[Stored entries]
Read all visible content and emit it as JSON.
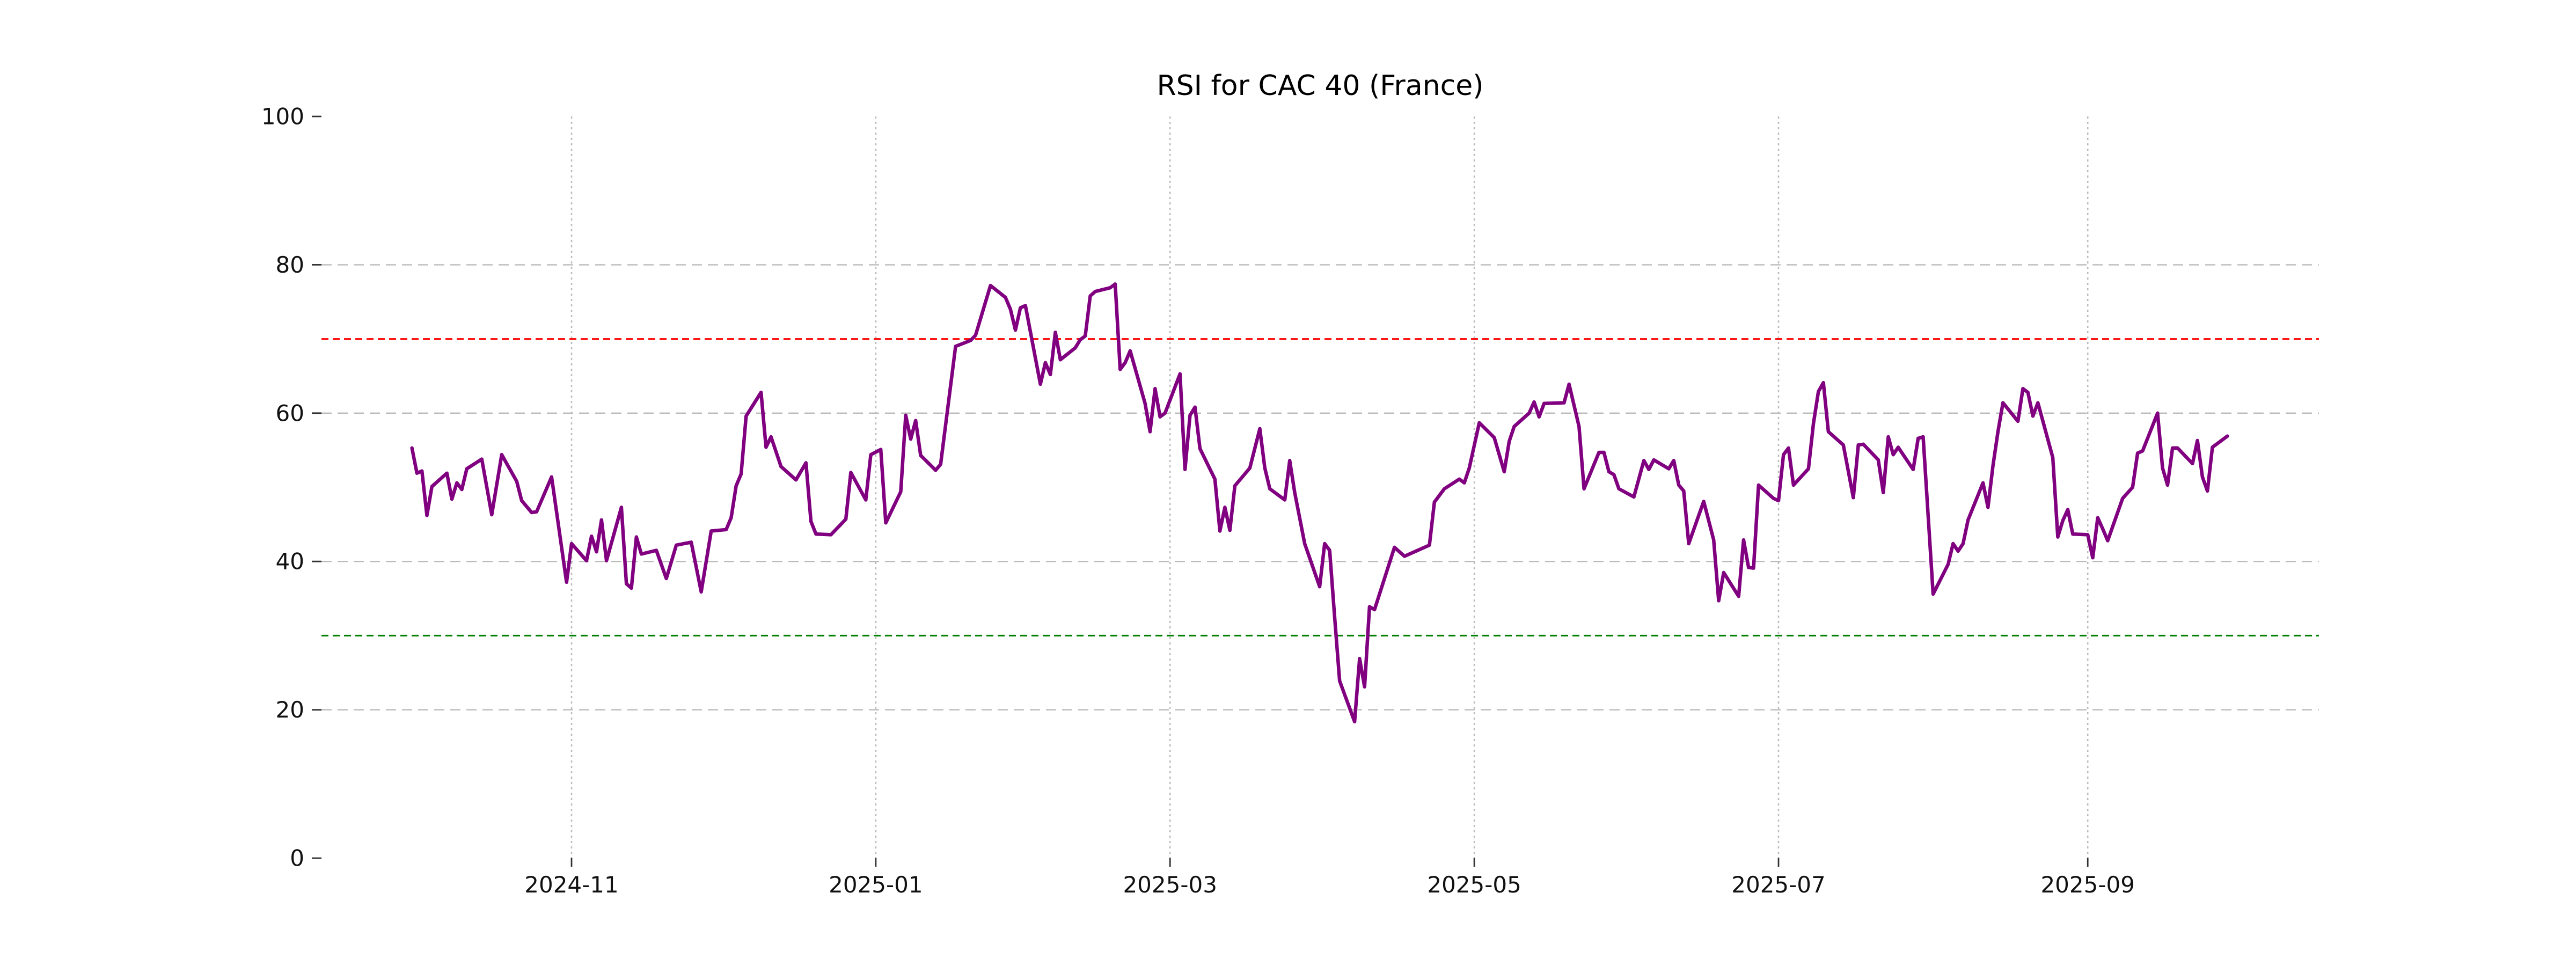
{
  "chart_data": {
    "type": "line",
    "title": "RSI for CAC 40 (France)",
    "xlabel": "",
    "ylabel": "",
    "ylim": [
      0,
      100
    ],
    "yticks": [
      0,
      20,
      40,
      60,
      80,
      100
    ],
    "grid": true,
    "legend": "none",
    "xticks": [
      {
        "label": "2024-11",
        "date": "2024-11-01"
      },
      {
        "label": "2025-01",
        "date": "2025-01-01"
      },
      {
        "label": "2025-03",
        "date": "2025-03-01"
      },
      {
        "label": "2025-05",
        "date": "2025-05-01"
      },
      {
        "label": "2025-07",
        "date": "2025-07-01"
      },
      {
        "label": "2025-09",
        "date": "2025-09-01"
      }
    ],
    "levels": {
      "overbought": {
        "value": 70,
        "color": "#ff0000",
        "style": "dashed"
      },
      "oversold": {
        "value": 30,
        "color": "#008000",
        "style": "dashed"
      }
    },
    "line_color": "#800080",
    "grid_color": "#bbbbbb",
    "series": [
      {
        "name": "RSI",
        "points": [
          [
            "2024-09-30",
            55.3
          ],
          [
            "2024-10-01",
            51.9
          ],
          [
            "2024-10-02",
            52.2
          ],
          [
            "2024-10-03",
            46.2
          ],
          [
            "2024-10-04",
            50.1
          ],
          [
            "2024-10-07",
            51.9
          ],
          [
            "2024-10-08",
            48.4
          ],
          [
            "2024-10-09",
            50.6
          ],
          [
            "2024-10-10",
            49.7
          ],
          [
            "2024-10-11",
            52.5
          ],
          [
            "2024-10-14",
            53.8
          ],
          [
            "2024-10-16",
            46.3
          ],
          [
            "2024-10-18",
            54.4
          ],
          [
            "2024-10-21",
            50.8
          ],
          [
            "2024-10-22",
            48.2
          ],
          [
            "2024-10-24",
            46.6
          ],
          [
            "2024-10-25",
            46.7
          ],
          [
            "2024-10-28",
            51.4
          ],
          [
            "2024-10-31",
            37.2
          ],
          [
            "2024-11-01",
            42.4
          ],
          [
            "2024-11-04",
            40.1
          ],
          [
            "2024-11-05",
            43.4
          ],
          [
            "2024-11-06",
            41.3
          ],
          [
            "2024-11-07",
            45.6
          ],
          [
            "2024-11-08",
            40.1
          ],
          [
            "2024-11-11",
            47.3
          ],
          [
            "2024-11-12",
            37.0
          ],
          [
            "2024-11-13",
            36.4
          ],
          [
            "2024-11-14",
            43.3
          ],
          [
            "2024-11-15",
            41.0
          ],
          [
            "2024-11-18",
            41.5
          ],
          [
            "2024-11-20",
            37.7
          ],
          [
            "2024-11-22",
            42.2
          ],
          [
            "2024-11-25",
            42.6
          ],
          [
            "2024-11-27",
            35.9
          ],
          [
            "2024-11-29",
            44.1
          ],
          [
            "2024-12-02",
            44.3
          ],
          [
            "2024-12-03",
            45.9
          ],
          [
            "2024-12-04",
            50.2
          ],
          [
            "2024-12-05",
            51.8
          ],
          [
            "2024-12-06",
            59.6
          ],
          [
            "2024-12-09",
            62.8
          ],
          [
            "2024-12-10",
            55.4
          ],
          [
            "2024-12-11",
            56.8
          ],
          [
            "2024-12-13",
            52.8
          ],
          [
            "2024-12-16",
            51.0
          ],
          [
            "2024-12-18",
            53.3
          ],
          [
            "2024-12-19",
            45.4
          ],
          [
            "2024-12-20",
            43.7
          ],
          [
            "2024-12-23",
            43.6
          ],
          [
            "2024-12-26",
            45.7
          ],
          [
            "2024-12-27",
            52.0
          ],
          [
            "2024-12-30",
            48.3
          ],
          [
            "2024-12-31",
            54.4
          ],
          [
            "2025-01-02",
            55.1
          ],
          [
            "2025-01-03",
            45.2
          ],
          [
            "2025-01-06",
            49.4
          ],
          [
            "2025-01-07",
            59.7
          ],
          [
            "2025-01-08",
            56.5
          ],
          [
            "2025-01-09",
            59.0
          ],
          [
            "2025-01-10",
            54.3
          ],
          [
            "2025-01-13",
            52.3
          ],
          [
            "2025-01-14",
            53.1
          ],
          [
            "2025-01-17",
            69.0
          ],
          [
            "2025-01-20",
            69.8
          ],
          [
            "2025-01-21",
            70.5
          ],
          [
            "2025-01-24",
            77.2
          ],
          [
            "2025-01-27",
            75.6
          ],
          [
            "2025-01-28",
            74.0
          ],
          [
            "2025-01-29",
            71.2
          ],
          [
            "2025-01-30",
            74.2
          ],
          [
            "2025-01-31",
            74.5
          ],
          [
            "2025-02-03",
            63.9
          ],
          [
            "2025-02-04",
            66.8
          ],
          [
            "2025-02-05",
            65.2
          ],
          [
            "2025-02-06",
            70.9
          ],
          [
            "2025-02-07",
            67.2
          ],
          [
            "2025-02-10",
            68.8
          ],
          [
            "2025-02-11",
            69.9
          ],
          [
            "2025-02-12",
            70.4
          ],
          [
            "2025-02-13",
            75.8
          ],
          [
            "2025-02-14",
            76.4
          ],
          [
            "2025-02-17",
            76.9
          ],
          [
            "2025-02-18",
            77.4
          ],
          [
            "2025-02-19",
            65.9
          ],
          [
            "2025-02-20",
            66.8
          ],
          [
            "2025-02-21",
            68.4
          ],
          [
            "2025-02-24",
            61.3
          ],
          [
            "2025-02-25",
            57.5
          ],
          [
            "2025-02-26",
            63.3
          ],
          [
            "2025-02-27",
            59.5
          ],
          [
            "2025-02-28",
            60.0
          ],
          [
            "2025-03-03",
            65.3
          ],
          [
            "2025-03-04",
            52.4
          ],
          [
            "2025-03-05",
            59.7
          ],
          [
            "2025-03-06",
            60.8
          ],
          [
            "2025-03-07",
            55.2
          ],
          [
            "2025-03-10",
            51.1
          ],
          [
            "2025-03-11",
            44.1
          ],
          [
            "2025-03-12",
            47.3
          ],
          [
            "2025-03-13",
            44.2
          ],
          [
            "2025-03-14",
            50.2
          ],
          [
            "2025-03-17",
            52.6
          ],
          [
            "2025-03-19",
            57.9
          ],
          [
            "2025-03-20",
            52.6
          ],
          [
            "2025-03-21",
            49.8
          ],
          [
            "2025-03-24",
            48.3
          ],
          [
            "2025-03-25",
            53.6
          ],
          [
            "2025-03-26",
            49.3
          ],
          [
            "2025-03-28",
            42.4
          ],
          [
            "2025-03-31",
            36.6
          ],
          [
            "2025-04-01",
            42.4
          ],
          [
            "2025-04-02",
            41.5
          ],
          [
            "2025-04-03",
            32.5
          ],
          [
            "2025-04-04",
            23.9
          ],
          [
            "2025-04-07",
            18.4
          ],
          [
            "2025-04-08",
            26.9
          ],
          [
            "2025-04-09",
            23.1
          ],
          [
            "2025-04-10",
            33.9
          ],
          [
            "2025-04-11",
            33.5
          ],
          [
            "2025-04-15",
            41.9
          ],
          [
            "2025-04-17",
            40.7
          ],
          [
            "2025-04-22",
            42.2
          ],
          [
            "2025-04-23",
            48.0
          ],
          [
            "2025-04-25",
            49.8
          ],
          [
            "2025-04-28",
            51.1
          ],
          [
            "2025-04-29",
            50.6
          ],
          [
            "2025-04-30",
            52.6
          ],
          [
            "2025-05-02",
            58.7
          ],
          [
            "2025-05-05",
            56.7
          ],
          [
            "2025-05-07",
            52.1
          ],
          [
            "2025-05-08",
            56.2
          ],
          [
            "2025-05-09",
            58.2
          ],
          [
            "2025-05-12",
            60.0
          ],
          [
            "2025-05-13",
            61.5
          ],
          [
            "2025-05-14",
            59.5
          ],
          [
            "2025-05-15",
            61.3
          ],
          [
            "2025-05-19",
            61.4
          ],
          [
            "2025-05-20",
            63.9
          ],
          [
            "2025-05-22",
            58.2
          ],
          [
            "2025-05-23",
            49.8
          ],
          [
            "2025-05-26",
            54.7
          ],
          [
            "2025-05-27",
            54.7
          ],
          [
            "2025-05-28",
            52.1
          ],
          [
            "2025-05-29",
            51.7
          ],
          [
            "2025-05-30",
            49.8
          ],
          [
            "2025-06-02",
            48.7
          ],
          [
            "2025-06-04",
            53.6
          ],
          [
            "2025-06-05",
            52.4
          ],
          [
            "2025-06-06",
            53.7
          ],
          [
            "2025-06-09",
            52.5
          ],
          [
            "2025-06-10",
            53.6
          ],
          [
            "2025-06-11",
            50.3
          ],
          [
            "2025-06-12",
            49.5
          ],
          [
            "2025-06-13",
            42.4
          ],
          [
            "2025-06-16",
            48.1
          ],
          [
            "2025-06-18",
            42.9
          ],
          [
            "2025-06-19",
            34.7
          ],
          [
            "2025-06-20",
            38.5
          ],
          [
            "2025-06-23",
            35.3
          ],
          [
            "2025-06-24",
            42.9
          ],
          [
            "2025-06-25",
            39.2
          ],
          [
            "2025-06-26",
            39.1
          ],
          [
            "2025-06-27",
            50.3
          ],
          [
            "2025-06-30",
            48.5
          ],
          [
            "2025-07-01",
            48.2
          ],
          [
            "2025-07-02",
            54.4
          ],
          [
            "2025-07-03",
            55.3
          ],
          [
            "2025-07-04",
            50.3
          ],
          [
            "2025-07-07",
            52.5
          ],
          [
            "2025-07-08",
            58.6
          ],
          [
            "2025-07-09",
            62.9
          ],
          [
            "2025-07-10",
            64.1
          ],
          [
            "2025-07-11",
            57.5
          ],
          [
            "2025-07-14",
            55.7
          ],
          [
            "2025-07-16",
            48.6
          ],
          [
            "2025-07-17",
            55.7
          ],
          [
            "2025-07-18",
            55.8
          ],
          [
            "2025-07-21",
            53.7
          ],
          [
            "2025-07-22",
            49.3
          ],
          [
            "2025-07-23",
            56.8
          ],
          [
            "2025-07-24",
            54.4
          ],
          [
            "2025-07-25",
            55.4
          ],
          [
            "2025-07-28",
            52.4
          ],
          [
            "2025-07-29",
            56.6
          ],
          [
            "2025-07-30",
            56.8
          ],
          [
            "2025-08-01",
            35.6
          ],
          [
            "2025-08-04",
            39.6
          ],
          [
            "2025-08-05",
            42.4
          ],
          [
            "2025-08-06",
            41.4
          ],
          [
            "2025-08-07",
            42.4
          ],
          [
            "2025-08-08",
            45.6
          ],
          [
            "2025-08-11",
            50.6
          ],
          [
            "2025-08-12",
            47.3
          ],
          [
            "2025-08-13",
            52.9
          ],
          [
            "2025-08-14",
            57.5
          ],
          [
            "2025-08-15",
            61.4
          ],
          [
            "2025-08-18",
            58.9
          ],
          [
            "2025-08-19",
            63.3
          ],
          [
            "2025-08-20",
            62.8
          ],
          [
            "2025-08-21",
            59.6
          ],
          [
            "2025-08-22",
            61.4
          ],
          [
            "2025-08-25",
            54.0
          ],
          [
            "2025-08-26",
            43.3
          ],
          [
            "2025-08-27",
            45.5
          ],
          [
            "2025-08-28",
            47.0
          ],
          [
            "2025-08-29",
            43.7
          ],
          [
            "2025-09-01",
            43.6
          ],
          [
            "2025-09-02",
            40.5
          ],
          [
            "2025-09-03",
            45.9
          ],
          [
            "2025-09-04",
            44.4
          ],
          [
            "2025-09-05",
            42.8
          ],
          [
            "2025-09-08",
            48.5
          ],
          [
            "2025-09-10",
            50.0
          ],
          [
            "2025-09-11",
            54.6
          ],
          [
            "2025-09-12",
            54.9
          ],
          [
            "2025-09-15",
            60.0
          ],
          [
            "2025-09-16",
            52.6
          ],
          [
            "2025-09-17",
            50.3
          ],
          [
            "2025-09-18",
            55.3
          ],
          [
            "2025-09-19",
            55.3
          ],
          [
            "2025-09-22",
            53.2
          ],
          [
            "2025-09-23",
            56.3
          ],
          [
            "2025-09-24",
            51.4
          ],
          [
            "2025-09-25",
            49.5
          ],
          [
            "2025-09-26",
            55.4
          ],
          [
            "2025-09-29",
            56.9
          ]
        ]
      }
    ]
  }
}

▶ [REQUIRED TASK]
Look for the word "date" and return every line where it occurs.

▶ [CORRECT OUTPUT]
        "date": "2024-11-01"
        "date": "2025-01-01"
        "date": "2025-03-01"
        "date": "2025-05-01"
        "date": "2025-07-01"
        "date": "2025-09-01"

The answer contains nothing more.